Task brief:
Copy out the items from the line containing "document-icon: ▤ (22, 181, 32, 190)" through the line containing "cancel-button[interactable]: 취소 (122, 296, 176, 311)", both lines included, without changing anything.

Element and region data:

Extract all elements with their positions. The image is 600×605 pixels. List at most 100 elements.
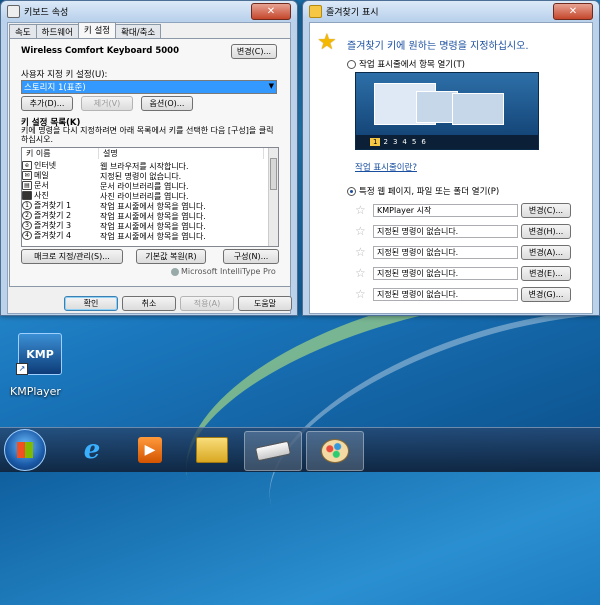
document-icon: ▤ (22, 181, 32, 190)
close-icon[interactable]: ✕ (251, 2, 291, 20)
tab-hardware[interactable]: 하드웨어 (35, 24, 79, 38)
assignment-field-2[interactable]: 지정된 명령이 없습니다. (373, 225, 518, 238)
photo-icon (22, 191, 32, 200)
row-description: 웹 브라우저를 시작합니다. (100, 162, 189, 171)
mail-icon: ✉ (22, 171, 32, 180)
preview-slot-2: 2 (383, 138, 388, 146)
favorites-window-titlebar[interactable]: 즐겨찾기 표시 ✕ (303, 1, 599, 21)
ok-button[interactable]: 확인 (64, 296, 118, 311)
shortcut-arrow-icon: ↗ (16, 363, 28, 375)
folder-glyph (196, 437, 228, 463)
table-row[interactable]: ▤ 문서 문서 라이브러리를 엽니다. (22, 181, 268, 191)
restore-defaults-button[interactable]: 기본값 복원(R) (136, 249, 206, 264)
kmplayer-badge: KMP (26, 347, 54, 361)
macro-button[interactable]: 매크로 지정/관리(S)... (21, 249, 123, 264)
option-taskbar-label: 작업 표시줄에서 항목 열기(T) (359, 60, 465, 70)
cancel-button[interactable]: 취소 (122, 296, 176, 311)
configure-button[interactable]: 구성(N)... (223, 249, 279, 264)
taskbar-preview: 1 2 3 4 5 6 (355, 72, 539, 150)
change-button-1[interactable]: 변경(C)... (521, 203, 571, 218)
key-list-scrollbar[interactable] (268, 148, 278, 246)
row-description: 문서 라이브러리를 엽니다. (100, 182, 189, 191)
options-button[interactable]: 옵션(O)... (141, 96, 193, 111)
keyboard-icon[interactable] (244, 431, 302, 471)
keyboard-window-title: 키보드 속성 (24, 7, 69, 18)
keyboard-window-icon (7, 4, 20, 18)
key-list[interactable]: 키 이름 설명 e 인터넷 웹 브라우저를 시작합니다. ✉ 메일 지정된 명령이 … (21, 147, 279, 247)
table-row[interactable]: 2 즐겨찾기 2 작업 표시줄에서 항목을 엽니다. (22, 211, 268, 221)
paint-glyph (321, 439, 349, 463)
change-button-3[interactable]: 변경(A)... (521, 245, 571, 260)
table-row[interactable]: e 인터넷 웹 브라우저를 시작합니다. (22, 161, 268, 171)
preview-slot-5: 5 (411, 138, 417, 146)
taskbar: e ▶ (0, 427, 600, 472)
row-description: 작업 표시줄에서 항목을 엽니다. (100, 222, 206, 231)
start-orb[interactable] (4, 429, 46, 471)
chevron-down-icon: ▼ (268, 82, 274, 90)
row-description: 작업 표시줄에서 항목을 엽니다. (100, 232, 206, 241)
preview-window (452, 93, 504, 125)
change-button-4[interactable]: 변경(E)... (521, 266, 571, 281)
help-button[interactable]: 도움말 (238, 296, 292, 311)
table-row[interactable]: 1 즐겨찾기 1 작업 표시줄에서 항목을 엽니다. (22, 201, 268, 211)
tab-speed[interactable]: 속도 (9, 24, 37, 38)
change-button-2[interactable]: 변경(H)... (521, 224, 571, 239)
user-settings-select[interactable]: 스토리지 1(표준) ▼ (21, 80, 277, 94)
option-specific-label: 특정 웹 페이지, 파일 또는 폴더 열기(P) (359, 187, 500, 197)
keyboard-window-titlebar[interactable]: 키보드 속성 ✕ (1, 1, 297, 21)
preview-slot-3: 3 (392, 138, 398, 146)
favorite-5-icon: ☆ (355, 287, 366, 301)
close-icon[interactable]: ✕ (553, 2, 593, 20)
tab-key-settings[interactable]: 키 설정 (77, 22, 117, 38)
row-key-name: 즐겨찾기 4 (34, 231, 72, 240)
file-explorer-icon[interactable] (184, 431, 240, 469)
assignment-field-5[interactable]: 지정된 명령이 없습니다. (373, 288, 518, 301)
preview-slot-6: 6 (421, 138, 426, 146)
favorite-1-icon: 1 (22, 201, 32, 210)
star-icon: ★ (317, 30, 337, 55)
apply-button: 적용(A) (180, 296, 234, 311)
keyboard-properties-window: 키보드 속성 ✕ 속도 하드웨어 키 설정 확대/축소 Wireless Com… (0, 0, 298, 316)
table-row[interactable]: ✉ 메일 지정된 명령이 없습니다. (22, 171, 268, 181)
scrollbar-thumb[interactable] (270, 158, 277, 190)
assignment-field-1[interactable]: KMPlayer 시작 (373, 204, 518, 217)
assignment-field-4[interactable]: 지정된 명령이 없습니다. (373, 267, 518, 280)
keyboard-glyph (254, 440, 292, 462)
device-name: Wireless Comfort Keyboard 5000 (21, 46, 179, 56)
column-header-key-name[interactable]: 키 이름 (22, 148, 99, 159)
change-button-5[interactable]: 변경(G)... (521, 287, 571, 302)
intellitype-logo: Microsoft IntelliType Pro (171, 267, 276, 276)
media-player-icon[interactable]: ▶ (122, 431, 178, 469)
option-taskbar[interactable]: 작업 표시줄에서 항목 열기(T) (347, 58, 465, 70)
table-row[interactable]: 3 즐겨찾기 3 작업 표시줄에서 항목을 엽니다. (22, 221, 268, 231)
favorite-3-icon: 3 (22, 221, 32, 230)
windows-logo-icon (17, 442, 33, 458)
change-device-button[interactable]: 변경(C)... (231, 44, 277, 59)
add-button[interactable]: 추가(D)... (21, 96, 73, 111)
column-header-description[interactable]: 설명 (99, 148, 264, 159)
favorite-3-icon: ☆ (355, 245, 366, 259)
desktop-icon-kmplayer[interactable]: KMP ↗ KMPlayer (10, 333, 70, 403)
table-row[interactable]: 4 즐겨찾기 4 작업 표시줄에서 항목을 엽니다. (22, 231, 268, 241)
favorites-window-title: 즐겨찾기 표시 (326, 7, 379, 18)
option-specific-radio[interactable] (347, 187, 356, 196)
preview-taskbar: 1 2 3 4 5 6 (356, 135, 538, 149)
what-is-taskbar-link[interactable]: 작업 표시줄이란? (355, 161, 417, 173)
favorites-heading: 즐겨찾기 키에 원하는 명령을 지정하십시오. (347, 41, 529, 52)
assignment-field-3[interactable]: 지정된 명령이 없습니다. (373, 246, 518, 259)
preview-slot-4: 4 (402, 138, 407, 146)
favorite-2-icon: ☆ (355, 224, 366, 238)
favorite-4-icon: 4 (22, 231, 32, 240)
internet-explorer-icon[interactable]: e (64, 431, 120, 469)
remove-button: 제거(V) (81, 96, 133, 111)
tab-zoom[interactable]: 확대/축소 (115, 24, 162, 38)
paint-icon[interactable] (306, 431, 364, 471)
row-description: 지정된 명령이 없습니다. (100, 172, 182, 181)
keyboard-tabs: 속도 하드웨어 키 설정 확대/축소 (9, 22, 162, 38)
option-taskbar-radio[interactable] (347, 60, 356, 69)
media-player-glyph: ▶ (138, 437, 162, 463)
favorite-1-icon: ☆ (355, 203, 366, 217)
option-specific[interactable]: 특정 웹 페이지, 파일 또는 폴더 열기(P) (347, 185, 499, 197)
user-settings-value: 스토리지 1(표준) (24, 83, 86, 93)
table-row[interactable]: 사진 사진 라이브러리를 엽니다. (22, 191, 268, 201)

---

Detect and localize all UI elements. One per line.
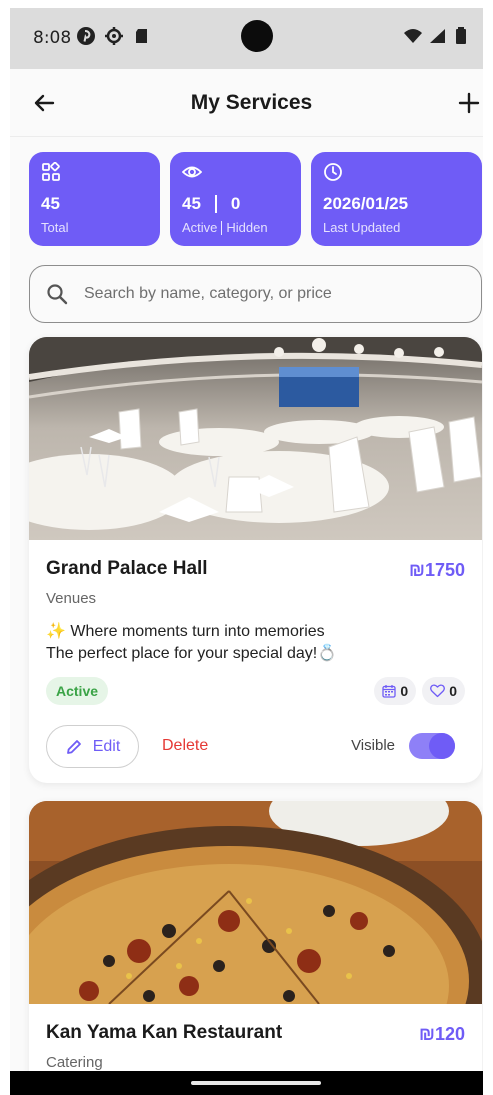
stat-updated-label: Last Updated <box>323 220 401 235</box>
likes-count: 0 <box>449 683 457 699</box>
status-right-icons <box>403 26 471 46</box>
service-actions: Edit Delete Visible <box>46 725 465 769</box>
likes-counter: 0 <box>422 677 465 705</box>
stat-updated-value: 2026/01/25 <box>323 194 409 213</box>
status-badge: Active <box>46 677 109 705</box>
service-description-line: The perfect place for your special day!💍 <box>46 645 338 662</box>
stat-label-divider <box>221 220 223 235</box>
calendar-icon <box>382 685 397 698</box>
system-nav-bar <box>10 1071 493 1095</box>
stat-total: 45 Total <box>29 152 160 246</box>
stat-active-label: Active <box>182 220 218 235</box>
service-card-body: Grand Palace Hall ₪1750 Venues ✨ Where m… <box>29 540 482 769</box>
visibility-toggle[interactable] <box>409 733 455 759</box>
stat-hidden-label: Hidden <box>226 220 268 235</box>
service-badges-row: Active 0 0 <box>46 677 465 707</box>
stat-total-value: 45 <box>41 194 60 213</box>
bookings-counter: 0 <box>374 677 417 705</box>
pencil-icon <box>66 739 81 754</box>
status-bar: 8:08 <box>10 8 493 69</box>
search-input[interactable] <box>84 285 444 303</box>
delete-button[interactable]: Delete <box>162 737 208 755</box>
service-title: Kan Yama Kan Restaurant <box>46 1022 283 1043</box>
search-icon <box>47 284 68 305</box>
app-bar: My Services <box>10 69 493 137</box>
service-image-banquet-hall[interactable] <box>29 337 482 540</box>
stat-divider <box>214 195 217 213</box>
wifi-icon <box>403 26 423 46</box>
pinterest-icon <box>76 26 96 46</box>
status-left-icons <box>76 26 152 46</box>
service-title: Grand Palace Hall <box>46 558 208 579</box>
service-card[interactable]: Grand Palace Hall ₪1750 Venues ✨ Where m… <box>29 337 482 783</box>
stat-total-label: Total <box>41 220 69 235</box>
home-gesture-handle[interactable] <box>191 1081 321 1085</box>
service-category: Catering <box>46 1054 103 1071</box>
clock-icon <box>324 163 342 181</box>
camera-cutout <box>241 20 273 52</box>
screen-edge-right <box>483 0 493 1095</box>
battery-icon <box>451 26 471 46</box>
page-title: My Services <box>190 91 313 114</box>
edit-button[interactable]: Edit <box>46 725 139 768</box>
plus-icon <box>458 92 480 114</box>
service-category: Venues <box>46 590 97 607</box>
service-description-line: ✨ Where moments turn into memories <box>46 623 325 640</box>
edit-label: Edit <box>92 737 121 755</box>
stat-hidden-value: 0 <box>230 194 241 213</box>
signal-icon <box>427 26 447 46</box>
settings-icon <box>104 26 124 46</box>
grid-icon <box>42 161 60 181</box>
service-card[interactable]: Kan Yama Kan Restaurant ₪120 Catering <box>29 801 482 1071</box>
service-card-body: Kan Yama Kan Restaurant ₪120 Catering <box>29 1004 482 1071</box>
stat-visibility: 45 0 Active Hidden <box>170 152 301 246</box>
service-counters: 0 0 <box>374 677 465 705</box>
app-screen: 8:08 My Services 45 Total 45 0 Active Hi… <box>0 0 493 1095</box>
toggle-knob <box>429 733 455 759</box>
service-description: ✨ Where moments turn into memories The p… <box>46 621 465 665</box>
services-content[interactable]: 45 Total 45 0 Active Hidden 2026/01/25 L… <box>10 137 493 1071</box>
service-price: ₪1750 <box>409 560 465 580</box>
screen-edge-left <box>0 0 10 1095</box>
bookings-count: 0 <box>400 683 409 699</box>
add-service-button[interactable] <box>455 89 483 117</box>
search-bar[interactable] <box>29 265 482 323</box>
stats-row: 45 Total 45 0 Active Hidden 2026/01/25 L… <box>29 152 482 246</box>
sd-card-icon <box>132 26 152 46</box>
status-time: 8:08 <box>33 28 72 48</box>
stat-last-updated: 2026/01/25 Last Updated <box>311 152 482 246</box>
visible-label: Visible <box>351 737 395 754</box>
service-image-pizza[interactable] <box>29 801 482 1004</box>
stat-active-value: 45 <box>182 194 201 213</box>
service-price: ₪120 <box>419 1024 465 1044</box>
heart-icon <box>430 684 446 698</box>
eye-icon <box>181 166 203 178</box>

The reply:
document-icon: ▤ (22, 181, 32, 190)
close-icon[interactable]: ✕ (251, 2, 291, 20)
tab-hardware[interactable]: 하드웨어 (35, 24, 79, 38)
assignment-field-2[interactable]: 지정된 명령이 없습니다. (373, 225, 518, 238)
photo-icon (22, 191, 32, 200)
row-description: 웹 브라우저를 시작합니다. (100, 162, 189, 171)
mail-icon: ✉ (22, 171, 32, 180)
preview-slot-2: 2 (383, 138, 388, 146)
favorites-window-titlebar[interactable]: 즐겨찾기 표시 ✕ (303, 1, 599, 21)
ok-button[interactable]: 확인 (64, 296, 118, 311)
shortcut-arrow-icon: ↗ (16, 363, 28, 375)
folder-glyph (196, 437, 228, 463)
table-row[interactable]: ▤ 문서 문서 라이브러리를 엽니다. (22, 181, 268, 191)
restore-defaults-button[interactable]: 기본값 복원(R) (136, 249, 206, 264)
kmplayer-badge: KMP (26, 347, 54, 361)
macro-button[interactable]: 매크로 지정/관리(S)... (21, 249, 123, 264)
option-taskbar-label: 작업 표시줄에서 항목 열기(T) (359, 60, 465, 70)
cancel-button[interactable]: 취소 (122, 296, 176, 311)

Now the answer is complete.